Your goal
Please repeat all of the lines that follow, exactly as written.
☆ ☆ ☆ ☆ ☆
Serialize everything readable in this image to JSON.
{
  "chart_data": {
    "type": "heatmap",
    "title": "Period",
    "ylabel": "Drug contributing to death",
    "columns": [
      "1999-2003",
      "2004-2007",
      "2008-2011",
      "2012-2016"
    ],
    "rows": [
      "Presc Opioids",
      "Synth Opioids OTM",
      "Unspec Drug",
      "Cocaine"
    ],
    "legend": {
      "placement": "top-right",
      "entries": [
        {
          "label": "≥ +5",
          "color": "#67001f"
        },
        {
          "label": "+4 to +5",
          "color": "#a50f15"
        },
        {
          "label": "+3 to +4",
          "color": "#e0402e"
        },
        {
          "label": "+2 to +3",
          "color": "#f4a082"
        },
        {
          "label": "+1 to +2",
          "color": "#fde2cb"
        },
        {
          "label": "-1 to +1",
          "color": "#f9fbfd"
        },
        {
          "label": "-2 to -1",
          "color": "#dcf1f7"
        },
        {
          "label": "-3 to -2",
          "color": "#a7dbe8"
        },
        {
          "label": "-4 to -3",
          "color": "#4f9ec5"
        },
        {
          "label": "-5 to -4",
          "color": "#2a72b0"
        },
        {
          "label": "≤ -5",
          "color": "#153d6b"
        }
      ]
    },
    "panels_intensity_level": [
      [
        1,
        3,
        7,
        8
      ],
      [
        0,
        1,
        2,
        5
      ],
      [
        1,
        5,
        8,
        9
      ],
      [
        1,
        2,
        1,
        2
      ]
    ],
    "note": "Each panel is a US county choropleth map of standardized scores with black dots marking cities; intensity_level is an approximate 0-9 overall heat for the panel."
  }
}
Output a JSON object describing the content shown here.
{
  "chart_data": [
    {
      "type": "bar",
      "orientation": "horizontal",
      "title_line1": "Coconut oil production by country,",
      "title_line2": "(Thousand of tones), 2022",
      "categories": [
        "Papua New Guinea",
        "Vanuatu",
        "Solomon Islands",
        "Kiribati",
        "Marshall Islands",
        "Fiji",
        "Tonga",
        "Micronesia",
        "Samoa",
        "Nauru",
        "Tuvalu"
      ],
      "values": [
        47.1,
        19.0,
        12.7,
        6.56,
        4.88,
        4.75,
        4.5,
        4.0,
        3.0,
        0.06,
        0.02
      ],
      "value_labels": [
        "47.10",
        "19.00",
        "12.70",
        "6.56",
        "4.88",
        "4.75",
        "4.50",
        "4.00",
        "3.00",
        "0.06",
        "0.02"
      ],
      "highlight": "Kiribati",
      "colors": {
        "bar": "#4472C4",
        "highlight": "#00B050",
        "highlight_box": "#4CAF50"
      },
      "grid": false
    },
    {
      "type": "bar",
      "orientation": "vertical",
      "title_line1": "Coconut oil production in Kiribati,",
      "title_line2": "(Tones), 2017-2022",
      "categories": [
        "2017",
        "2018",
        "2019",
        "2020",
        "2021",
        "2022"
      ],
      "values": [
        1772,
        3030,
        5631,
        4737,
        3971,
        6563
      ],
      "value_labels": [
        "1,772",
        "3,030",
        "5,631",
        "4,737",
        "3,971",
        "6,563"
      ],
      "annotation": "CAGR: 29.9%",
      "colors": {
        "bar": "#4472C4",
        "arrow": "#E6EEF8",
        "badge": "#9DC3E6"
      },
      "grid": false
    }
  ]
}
☆ ☆ ☆ ☆ ☆
Task solution
Serialize everything readable in this image to JSON.
{
  "chart_data": {
    "type": "heatmap",
    "title": "Period",
    "ylabel": "Drug contributing to death",
    "columns": [
      "1999-2003",
      "2004-2007",
      "2008-2011",
      "2012-2016"
    ],
    "rows": [
      "Presc Opioids",
      "Synth Opioids OTM",
      "Unspec Drug",
      "Cocaine"
    ],
    "legend": {
      "placement": "top-right",
      "entries": [
        {
          "label": "≥ +5",
          "color": "#67001f"
        },
        {
          "label": "+4 to +5",
          "color": "#a50f15"
        },
        {
          "label": "+3 to +4",
          "color": "#e0402e"
        },
        {
          "label": "+2 to +3",
          "color": "#f4a082"
        },
        {
          "label": "+1 to +2",
          "color": "#fde2cb"
        },
        {
          "label": "-1 to +1",
          "color": "#f9fbfd"
        },
        {
          "label": "-2 to -1",
          "color": "#dcf1f7"
        },
        {
          "label": "-3 to -2",
          "color": "#a7dbe8"
        },
        {
          "label": "-4 to -3",
          "color": "#4f9ec5"
        },
        {
          "label": "-5 to -4",
          "color": "#2a72b0"
        },
        {
          "label": "≤ -5",
          "color": "#153d6b"
        }
      ]
    },
    "panels_intensity_level": [
      [
        1,
        3,
        7,
        8
      ],
      [
        0,
        1,
        2,
        5
      ],
      [
        1,
        5,
        8,
        9
      ],
      [
        1,
        2,
        1,
        2
      ]
    ],
    "note": "Each panel is a US county choropleth map of standardized scores with black dots marking cities; intensity_level is an approximate 0-9 overall heat for the panel."
  }
}
Output a JSON object describing the content shown here.
{
  "chart_data": [
    {
      "type": "bar",
      "orientation": "horizontal",
      "title_line1": "Coconut oil production by country,",
      "title_line2": "(Thousand of tones), 2022",
      "categories": [
        "Papua New Guinea",
        "Vanuatu",
        "Solomon Islands",
        "Kiribati",
        "Marshall Islands",
        "Fiji",
        "Tonga",
        "Micronesia",
        "Samoa",
        "Nauru",
        "Tuvalu"
      ],
      "values": [
        47.1,
        19.0,
        12.7,
        6.56,
        4.88,
        4.75,
        4.5,
        4.0,
        3.0,
        0.06,
        0.02
      ],
      "value_labels": [
        "47.10",
        "19.00",
        "12.70",
        "6.56",
        "4.88",
        "4.75",
        "4.50",
        "4.00",
        "3.00",
        "0.06",
        "0.02"
      ],
      "highlight": "Kiribati",
      "colors": {
        "bar": "#4472C4",
        "highlight": "#00B050",
        "highlight_box": "#4CAF50"
      },
      "grid": false
    },
    {
      "type": "bar",
      "orientation": "vertical",
      "title_line1": "Coconut oil production in Kiribati,",
      "title_line2": "(Tones), 2017-2022",
      "categories": [
        "2017",
        "2018",
        "2019",
        "2020",
        "2021",
        "2022"
      ],
      "values": [
        1772,
        3030,
        5631,
        4737,
        3971,
        6563
      ],
      "value_labels": [
        "1,772",
        "3,030",
        "5,631",
        "4,737",
        "3,971",
        "6,563"
      ],
      "annotation": "CAGR: 29.9%",
      "colors": {
        "bar": "#4472C4",
        "arrow": "#E6EEF8",
        "badge": "#9DC3E6"
      },
      "grid": false
    }
  ]
}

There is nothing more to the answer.